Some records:
— START —

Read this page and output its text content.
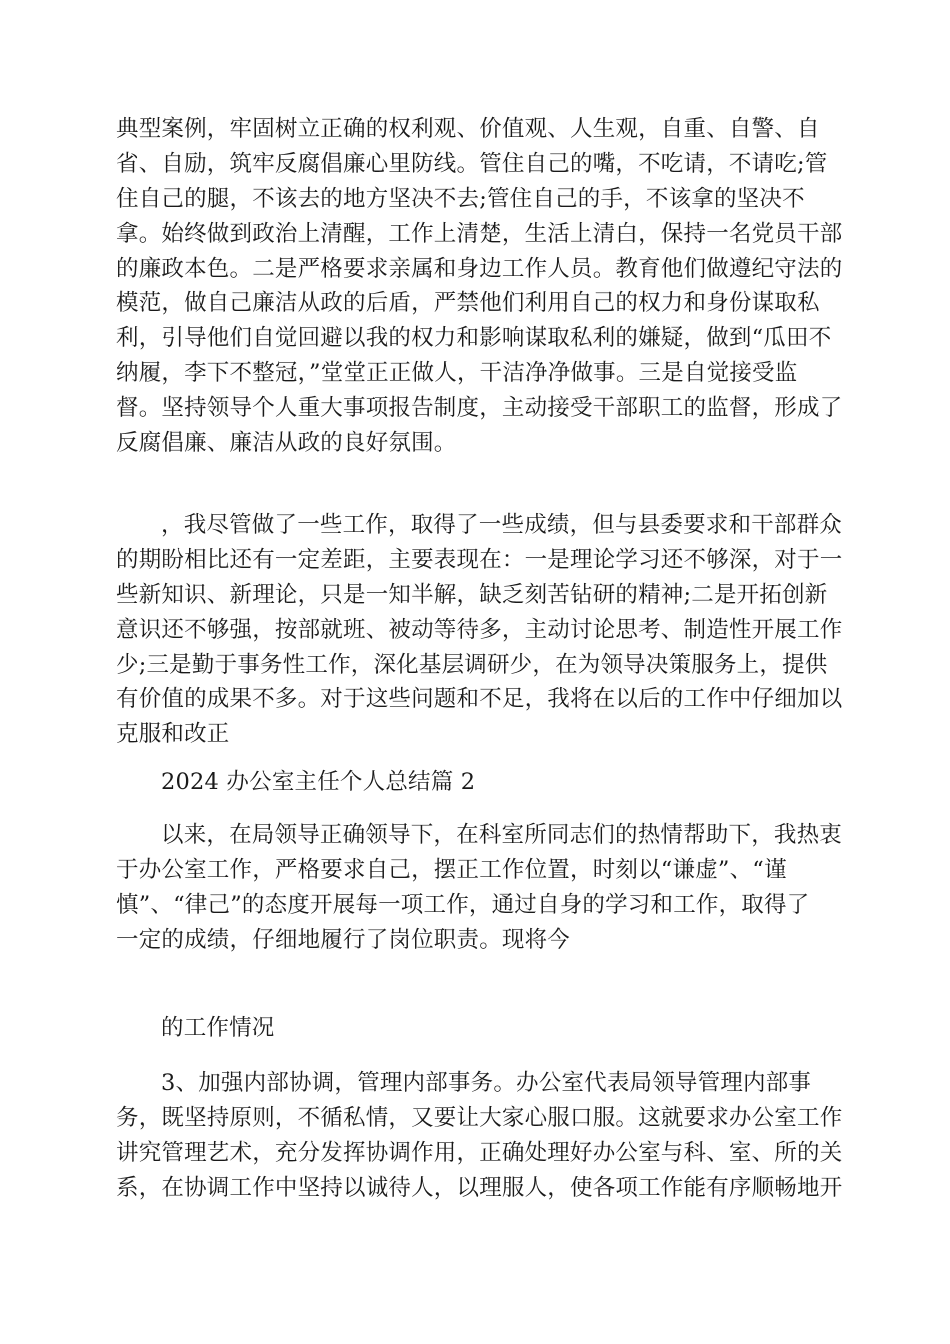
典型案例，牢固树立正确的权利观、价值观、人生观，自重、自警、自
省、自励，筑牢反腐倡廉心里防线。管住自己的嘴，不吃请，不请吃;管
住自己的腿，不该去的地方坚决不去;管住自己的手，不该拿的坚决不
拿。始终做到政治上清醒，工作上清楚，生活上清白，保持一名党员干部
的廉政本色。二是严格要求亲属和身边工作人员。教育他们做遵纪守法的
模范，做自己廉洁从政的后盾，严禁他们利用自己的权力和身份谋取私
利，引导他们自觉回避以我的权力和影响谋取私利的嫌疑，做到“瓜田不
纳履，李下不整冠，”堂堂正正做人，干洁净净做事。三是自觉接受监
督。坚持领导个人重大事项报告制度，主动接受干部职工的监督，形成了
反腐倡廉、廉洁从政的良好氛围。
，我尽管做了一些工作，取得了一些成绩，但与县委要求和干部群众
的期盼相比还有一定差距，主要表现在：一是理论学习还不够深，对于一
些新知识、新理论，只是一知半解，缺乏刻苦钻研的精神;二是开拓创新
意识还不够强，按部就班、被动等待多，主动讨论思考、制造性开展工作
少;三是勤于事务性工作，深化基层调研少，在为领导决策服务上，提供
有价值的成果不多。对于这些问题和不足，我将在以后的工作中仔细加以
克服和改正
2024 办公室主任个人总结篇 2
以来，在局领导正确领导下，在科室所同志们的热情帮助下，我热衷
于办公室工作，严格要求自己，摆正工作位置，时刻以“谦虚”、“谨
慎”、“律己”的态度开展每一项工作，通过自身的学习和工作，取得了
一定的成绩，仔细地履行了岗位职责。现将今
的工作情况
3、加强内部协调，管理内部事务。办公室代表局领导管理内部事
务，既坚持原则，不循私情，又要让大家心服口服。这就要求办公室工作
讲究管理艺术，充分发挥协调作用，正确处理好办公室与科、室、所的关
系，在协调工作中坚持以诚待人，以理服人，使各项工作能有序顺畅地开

— END —

■ **Task instructions**
Pictures stay out of the copy; please restate every record above exactly.

■ **Solution to this problem**
Read this page and output its text content.
典型案例，牢固树立正确的权利观、价值观、人生观，自重、自警、自
省、自励，筑牢反腐倡廉心里防线。管住自己的嘴，不吃请，不请吃;管
住自己的腿，不该去的地方坚决不去;管住自己的手，不该拿的坚决不
拿。始终做到政治上清醒，工作上清楚，生活上清白，保持一名党员干部
的廉政本色。二是严格要求亲属和身边工作人员。教育他们做遵纪守法的
模范，做自己廉洁从政的后盾，严禁他们利用自己的权力和身份谋取私
利，引导他们自觉回避以我的权力和影响谋取私利的嫌疑，做到“瓜田不
纳履，李下不整冠，”堂堂正正做人，干洁净净做事。三是自觉接受监
督。坚持领导个人重大事项报告制度，主动接受干部职工的监督，形成了
反腐倡廉、廉洁从政的良好氛围。
，我尽管做了一些工作，取得了一些成绩，但与县委要求和干部群众
的期盼相比还有一定差距，主要表现在：一是理论学习还不够深，对于一
些新知识、新理论，只是一知半解，缺乏刻苦钻研的精神;二是开拓创新
意识还不够强，按部就班、被动等待多，主动讨论思考、制造性开展工作
少;三是勤于事务性工作，深化基层调研少，在为领导决策服务上，提供
有价值的成果不多。对于这些问题和不足，我将在以后的工作中仔细加以
克服和改正
2024 办公室主任个人总结篇 2
以来，在局领导正确领导下，在科室所同志们的热情帮助下，我热衷
于办公室工作，严格要求自己，摆正工作位置，时刻以“谦虚”、“谨
慎”、“律己”的态度开展每一项工作，通过自身的学习和工作，取得了
一定的成绩，仔细地履行了岗位职责。现将今
的工作情况
3、加强内部协调，管理内部事务。办公室代表局领导管理内部事
务，既坚持原则，不循私情，又要让大家心服口服。这就要求办公室工作
讲究管理艺术，充分发挥协调作用，正确处理好办公室与科、室、所的关
系，在协调工作中坚持以诚待人，以理服人，使各项工作能有序顺畅地开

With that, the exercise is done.